[Figure record listings]
+ + + +

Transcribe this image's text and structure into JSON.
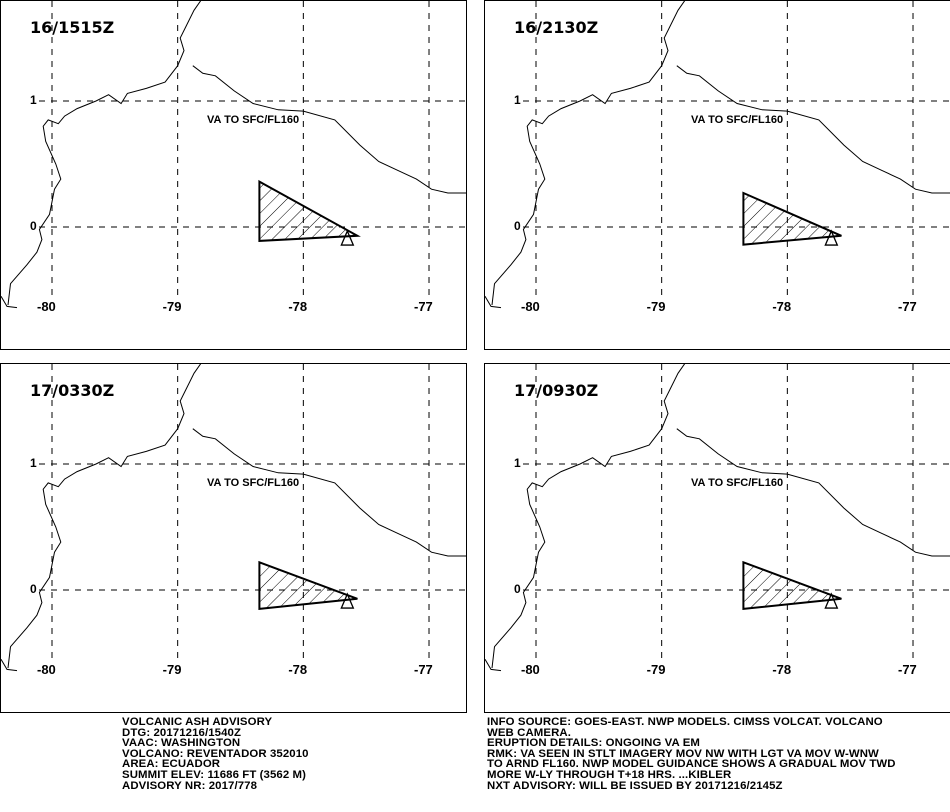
{
  "panels": [
    {
      "time": "16/1515Z",
      "va_label": "VA TO SFC/FL160",
      "polygon": [
        [
          -78.35,
          0.36
        ],
        [
          -77.57,
          -0.07
        ],
        [
          -78.35,
          -0.11
        ]
      ]
    },
    {
      "time": "16/2130Z",
      "va_label": "VA TO SFC/FL160",
      "polygon": [
        [
          -78.35,
          0.27
        ],
        [
          -77.57,
          -0.07
        ],
        [
          -78.35,
          -0.14
        ]
      ]
    },
    {
      "time": "17/0330Z",
      "va_label": "VA TO SFC/FL160",
      "polygon": [
        [
          -78.35,
          0.22
        ],
        [
          -77.57,
          -0.07
        ],
        [
          -78.35,
          -0.15
        ]
      ]
    },
    {
      "time": "17/0930Z",
      "va_label": "VA TO SFC/FL160",
      "polygon": [
        [
          -78.35,
          0.22
        ],
        [
          -77.57,
          -0.07
        ],
        [
          -78.35,
          -0.15
        ]
      ]
    }
  ],
  "map": {
    "lon_ticks": [
      "-80",
      "-79",
      "-78",
      "-77"
    ],
    "lat_ticks": [
      "1",
      "0"
    ],
    "volcano": {
      "lon": -77.65,
      "lat": -0.08
    },
    "coastline": [
      [
        -80.35,
        -0.62
      ],
      [
        -80.33,
        -0.45
      ],
      [
        -80.2,
        -0.3
      ],
      [
        -80.12,
        -0.2
      ],
      [
        -80.08,
        -0.1
      ],
      [
        -80.1,
        -0.02
      ],
      [
        -80.02,
        0.1
      ],
      [
        -79.98,
        0.3
      ],
      [
        -79.93,
        0.38
      ],
      [
        -79.97,
        0.5
      ],
      [
        -80.05,
        0.68
      ],
      [
        -80.07,
        0.8
      ],
      [
        -80.03,
        0.85
      ],
      [
        -79.95,
        0.82
      ],
      [
        -79.9,
        0.88
      ],
      [
        -79.8,
        0.94
      ],
      [
        -79.65,
        1.0
      ],
      [
        -79.55,
        1.05
      ],
      [
        -79.45,
        0.98
      ],
      [
        -79.4,
        1.06
      ],
      [
        -79.25,
        1.1
      ],
      [
        -79.1,
        1.15
      ],
      [
        -79.0,
        1.28
      ],
      [
        -78.95,
        1.4
      ],
      [
        -78.98,
        1.5
      ],
      [
        -78.93,
        1.6
      ],
      [
        -78.87,
        1.72
      ],
      [
        -78.8,
        1.82
      ],
      [
        -78.82,
        1.98
      ]
    ],
    "border": [
      [
        -78.88,
        1.28
      ],
      [
        -78.8,
        1.22
      ],
      [
        -78.7,
        1.2
      ],
      [
        -78.55,
        1.08
      ],
      [
        -78.4,
        0.98
      ],
      [
        -78.2,
        0.93
      ],
      [
        -78.0,
        0.92
      ],
      [
        -77.75,
        0.85
      ],
      [
        -77.55,
        0.65
      ],
      [
        -77.4,
        0.52
      ],
      [
        -77.25,
        0.45
      ],
      [
        -77.1,
        0.38
      ],
      [
        -76.98,
        0.3
      ],
      [
        -76.85,
        0.27
      ],
      [
        -76.7,
        0.27
      ],
      [
        -76.55,
        0.3
      ],
      [
        -76.36,
        0.29
      ]
    ]
  },
  "advisory": {
    "left": [
      "VOLCANIC ASH ADVISORY",
      "DTG: 20171216/1540Z",
      "VAAC: WASHINGTON",
      "VOLCANO: REVENTADOR 352010",
      "AREA: ECUADOR",
      "SUMMIT ELEV: 11686 FT (3562 M)",
      "ADVISORY NR: 2017/778"
    ],
    "right": [
      "INFO SOURCE: GOES-EAST. NWP MODELS. CIMSS VOLCAT. VOLCANO",
      "WEB CAMERA.",
      "ERUPTION DETAILS: ONGOING VA EM",
      "RMK: VA SEEN IN STLT IMAGERY MOV NW WITH LGT VA MOV W-WNW",
      "TO ARND FL160. NWP MODEL GUIDANCE SHOWS A GRADUAL MOV TWD",
      "MORE W-LY THROUGH T+18 HRS. ...KIBLER",
      "NXT ADVISORY: WILL BE ISSUED BY 20171216/2145Z"
    ]
  }
}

+ + + +

- _INSTRUCTIONS TO FOLLOW_
Copy the listing word for word, excluding its pictures.

- _REPLY_
Transcribe this image's text and structure into JSON.
{
  "panels": [
    {
      "time": "16/1515Z",
      "va_label": "VA TO SFC/FL160",
      "polygon": [
        [
          -78.35,
          0.36
        ],
        [
          -77.57,
          -0.07
        ],
        [
          -78.35,
          -0.11
        ]
      ]
    },
    {
      "time": "16/2130Z",
      "va_label": "VA TO SFC/FL160",
      "polygon": [
        [
          -78.35,
          0.27
        ],
        [
          -77.57,
          -0.07
        ],
        [
          -78.35,
          -0.14
        ]
      ]
    },
    {
      "time": "17/0330Z",
      "va_label": "VA TO SFC/FL160",
      "polygon": [
        [
          -78.35,
          0.22
        ],
        [
          -77.57,
          -0.07
        ],
        [
          -78.35,
          -0.15
        ]
      ]
    },
    {
      "time": "17/0930Z",
      "va_label": "VA TO SFC/FL160",
      "polygon": [
        [
          -78.35,
          0.22
        ],
        [
          -77.57,
          -0.07
        ],
        [
          -78.35,
          -0.15
        ]
      ]
    }
  ],
  "map": {
    "lon_ticks": [
      "-80",
      "-79",
      "-78",
      "-77"
    ],
    "lat_ticks": [
      "1",
      "0"
    ],
    "volcano": {
      "lon": -77.65,
      "lat": -0.08
    },
    "coastline": [
      [
        -80.35,
        -0.62
      ],
      [
        -80.33,
        -0.45
      ],
      [
        -80.2,
        -0.3
      ],
      [
        -80.12,
        -0.2
      ],
      [
        -80.08,
        -0.1
      ],
      [
        -80.1,
        -0.02
      ],
      [
        -80.02,
        0.1
      ],
      [
        -79.98,
        0.3
      ],
      [
        -79.93,
        0.38
      ],
      [
        -79.97,
        0.5
      ],
      [
        -80.05,
        0.68
      ],
      [
        -80.07,
        0.8
      ],
      [
        -80.03,
        0.85
      ],
      [
        -79.95,
        0.82
      ],
      [
        -79.9,
        0.88
      ],
      [
        -79.8,
        0.94
      ],
      [
        -79.65,
        1.0
      ],
      [
        -79.55,
        1.05
      ],
      [
        -79.45,
        0.98
      ],
      [
        -79.4,
        1.06
      ],
      [
        -79.25,
        1.1
      ],
      [
        -79.1,
        1.15
      ],
      [
        -79.0,
        1.28
      ],
      [
        -78.95,
        1.4
      ],
      [
        -78.98,
        1.5
      ],
      [
        -78.93,
        1.6
      ],
      [
        -78.87,
        1.72
      ],
      [
        -78.8,
        1.82
      ],
      [
        -78.82,
        1.98
      ]
    ],
    "border": [
      [
        -78.88,
        1.28
      ],
      [
        -78.8,
        1.22
      ],
      [
        -78.7,
        1.2
      ],
      [
        -78.55,
        1.08
      ],
      [
        -78.4,
        0.98
      ],
      [
        -78.2,
        0.93
      ],
      [
        -78.0,
        0.92
      ],
      [
        -77.75,
        0.85
      ],
      [
        -77.55,
        0.65
      ],
      [
        -77.4,
        0.52
      ],
      [
        -77.25,
        0.45
      ],
      [
        -77.1,
        0.38
      ],
      [
        -76.98,
        0.3
      ],
      [
        -76.85,
        0.27
      ],
      [
        -76.7,
        0.27
      ],
      [
        -76.55,
        0.3
      ],
      [
        -76.36,
        0.29
      ]
    ]
  },
  "advisory": {
    "left": [
      "VOLCANIC ASH ADVISORY",
      "DTG: 20171216/1540Z",
      "VAAC: WASHINGTON",
      "VOLCANO: REVENTADOR 352010",
      "AREA: ECUADOR",
      "SUMMIT ELEV: 11686 FT (3562 M)",
      "ADVISORY NR: 2017/778"
    ],
    "right": [
      "INFO SOURCE: GOES-EAST. NWP MODELS. CIMSS VOLCAT. VOLCANO",
      "WEB CAMERA.",
      "ERUPTION DETAILS: ONGOING VA EM",
      "RMK: VA SEEN IN STLT IMAGERY MOV NW WITH LGT VA MOV W-WNW",
      "TO ARND FL160. NWP MODEL GUIDANCE SHOWS A GRADUAL MOV TWD",
      "MORE W-LY THROUGH T+18 HRS. ...KIBLER",
      "NXT ADVISORY: WILL BE ISSUED BY 20171216/2145Z"
    ]
  }
}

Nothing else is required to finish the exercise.